- [GIVEN TASK] Print the data that follows exactly.

(Dataset records)

===============

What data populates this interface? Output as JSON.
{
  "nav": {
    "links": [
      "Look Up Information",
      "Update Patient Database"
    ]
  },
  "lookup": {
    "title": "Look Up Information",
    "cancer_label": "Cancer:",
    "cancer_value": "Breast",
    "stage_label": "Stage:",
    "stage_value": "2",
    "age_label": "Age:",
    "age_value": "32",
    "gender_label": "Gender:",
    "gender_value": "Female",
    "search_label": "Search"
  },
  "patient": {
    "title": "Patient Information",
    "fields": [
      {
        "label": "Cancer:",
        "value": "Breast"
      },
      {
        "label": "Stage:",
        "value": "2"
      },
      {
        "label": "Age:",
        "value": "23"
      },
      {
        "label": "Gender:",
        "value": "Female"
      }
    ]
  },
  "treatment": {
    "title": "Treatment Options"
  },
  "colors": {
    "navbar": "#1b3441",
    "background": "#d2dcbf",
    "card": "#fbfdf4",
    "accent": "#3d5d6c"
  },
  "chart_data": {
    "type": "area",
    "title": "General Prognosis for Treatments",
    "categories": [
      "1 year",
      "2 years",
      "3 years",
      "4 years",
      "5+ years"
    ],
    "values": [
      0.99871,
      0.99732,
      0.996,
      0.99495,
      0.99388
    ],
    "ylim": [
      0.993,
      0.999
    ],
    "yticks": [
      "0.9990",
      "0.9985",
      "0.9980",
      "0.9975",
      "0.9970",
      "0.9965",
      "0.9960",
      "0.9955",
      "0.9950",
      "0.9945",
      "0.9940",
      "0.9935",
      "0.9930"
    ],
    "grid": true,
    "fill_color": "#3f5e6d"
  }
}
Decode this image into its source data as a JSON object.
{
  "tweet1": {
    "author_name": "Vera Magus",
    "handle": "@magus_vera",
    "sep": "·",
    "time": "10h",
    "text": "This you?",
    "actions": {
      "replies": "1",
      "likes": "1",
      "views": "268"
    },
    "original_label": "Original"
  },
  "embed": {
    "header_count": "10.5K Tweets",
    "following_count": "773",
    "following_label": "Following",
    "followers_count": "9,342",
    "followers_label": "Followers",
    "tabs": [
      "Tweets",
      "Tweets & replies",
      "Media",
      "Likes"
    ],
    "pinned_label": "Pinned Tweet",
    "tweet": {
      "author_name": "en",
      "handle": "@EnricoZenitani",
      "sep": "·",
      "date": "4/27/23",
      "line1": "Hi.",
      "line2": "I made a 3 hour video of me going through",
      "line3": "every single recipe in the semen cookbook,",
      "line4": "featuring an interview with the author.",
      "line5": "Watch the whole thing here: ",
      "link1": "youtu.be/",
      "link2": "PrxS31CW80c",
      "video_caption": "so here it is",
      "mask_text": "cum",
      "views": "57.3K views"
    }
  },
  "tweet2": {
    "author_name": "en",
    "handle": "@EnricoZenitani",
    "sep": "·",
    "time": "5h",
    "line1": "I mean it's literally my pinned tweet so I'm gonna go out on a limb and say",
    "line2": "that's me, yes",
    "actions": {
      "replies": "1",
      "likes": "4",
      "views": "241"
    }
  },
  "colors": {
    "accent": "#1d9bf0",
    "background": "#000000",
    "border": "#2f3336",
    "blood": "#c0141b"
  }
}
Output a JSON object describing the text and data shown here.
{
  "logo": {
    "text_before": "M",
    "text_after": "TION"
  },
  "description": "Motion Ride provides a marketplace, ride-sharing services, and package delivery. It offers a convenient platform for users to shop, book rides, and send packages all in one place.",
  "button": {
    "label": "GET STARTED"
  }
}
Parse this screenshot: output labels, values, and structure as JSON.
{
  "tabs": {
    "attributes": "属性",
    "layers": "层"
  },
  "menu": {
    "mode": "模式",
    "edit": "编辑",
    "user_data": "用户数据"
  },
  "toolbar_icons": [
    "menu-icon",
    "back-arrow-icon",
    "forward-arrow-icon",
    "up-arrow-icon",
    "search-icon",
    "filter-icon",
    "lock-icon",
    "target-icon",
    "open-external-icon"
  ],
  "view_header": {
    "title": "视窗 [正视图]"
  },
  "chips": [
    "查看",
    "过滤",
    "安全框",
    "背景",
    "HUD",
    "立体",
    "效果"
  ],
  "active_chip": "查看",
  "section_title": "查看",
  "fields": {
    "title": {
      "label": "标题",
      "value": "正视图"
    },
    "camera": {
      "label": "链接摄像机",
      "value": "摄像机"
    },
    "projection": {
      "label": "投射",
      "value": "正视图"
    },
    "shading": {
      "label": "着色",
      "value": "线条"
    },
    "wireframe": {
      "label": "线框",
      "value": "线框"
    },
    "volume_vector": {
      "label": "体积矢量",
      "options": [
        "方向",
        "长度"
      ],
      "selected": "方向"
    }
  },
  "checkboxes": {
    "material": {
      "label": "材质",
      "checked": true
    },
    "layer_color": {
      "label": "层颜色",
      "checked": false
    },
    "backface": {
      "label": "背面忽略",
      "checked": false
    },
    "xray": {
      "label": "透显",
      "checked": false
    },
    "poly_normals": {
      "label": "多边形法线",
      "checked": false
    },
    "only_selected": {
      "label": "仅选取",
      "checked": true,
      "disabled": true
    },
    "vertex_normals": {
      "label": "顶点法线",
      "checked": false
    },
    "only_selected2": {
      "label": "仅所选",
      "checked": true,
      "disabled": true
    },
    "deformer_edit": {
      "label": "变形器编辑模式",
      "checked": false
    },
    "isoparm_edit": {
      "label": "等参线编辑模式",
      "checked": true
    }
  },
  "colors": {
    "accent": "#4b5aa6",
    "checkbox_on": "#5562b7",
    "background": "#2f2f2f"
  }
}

===============

- [TASK ANSWER]
What data populates this interface? Output as JSON.
{
  "nav": {
    "links": [
      "Look Up Information",
      "Update Patient Database"
    ]
  },
  "lookup": {
    "title": "Look Up Information",
    "cancer_label": "Cancer:",
    "cancer_value": "Breast",
    "stage_label": "Stage:",
    "stage_value": "2",
    "age_label": "Age:",
    "age_value": "32",
    "gender_label": "Gender:",
    "gender_value": "Female",
    "search_label": "Search"
  },
  "patient": {
    "title": "Patient Information",
    "fields": [
      {
        "label": "Cancer:",
        "value": "Breast"
      },
      {
        "label": "Stage:",
        "value": "2"
      },
      {
        "label": "Age:",
        "value": "23"
      },
      {
        "label": "Gender:",
        "value": "Female"
      }
    ]
  },
  "treatment": {
    "title": "Treatment Options"
  },
  "colors": {
    "navbar": "#1b3441",
    "background": "#d2dcbf",
    "card": "#fbfdf4",
    "accent": "#3d5d6c"
  },
  "chart_data": {
    "type": "area",
    "title": "General Prognosis for Treatments",
    "categories": [
      "1 year",
      "2 years",
      "3 years",
      "4 years",
      "5+ years"
    ],
    "values": [
      0.99871,
      0.99732,
      0.996,
      0.99495,
      0.99388
    ],
    "ylim": [
      0.993,
      0.999
    ],
    "yticks": [
      "0.9990",
      "0.9985",
      "0.9980",
      "0.9975",
      "0.9970",
      "0.9965",
      "0.9960",
      "0.9955",
      "0.9950",
      "0.9945",
      "0.9940",
      "0.9935",
      "0.9930"
    ],
    "grid": true,
    "fill_color": "#3f5e6d"
  }
}
Decode this image into its source data as a JSON object.
{
  "tweet1": {
    "author_name": "Vera Magus",
    "handle": "@magus_vera",
    "sep": "·",
    "time": "10h",
    "text": "This you?",
    "actions": {
      "replies": "1",
      "likes": "1",
      "views": "268"
    },
    "original_label": "Original"
  },
  "embed": {
    "header_count": "10.5K Tweets",
    "following_count": "773",
    "following_label": "Following",
    "followers_count": "9,342",
    "followers_label": "Followers",
    "tabs": [
      "Tweets",
      "Tweets & replies",
      "Media",
      "Likes"
    ],
    "pinned_label": "Pinned Tweet",
    "tweet": {
      "author_name": "en",
      "handle": "@EnricoZenitani",
      "sep": "·",
      "date": "4/27/23",
      "line1": "Hi.",
      "line2": "I made a 3 hour video of me going through",
      "line3": "every single recipe in the semen cookbook,",
      "line4": "featuring an interview with the author.",
      "line5": "Watch the whole thing here: ",
      "link1": "youtu.be/",
      "link2": "PrxS31CW80c",
      "video_caption": "so here it is",
      "mask_text": "cum",
      "views": "57.3K views"
    }
  },
  "tweet2": {
    "author_name": "en",
    "handle": "@EnricoZenitani",
    "sep": "·",
    "time": "5h",
    "line1": "I mean it's literally my pinned tweet so I'm gonna go out on a limb and say",
    "line2": "that's me, yes",
    "actions": {
      "replies": "1",
      "likes": "4",
      "views": "241"
    }
  },
  "colors": {
    "accent": "#1d9bf0",
    "background": "#000000",
    "border": "#2f3336",
    "blood": "#c0141b"
  }
}
Output a JSON object describing the text and data shown here.
{
  "logo": {
    "text_before": "M",
    "text_after": "TION"
  },
  "description": "Motion Ride provides a marketplace, ride-sharing services, and package delivery. It offers a convenient platform for users to shop, book rides, and send packages all in one place.",
  "button": {
    "label": "GET STARTED"
  }
}
Parse this screenshot: output labels, values, and structure as JSON.
{
  "tabs": {
    "attributes": "属性",
    "layers": "层"
  },
  "menu": {
    "mode": "模式",
    "edit": "编辑",
    "user_data": "用户数据"
  },
  "toolbar_icons": [
    "menu-icon",
    "back-arrow-icon",
    "forward-arrow-icon",
    "up-arrow-icon",
    "search-icon",
    "filter-icon",
    "lock-icon",
    "target-icon",
    "open-external-icon"
  ],
  "view_header": {
    "title": "视窗 [正视图]"
  },
  "chips": [
    "查看",
    "过滤",
    "安全框",
    "背景",
    "HUD",
    "立体",
    "效果"
  ],
  "active_chip": "查看",
  "section_title": "查看",
  "fields": {
    "title": {
      "label": "标题",
      "value": "正视图"
    },
    "camera": {
      "label": "链接摄像机",
      "value": "摄像机"
    },
    "projection": {
      "label": "投射",
      "value": "正视图"
    },
    "shading": {
      "label": "着色",
      "value": "线条"
    },
    "wireframe": {
      "label": "线框",
      "value": "线框"
    },
    "volume_vector": {
      "label": "体积矢量",
      "options": [
        "方向",
        "长度"
      ],
      "selected": "方向"
    }
  },
  "checkboxes": {
    "material": {
      "label": "材质",
      "checked": true
    },
    "layer_color": {
      "label": "层颜色",
      "checked": false
    },
    "backface": {
      "label": "背面忽略",
      "checked": false
    },
    "xray": {
      "label": "透显",
      "checked": false
    },
    "poly_normals": {
      "label": "多边形法线",
      "checked": false
    },
    "only_selected": {
      "label": "仅选取",
      "checked": true,
      "disabled": true
    },
    "vertex_normals": {
      "label": "顶点法线",
      "checked": false
    },
    "only_selected2": {
      "label": "仅所选",
      "checked": true,
      "disabled": true
    },
    "deformer_edit": {
      "label": "变形器编辑模式",
      "checked": false
    },
    "isoparm_edit": {
      "label": "等参线编辑模式",
      "checked": true
    }
  },
  "colors": {
    "accent": "#4b5aa6",
    "checkbox_on": "#5562b7",
    "background": "#2f2f2f"
  }
}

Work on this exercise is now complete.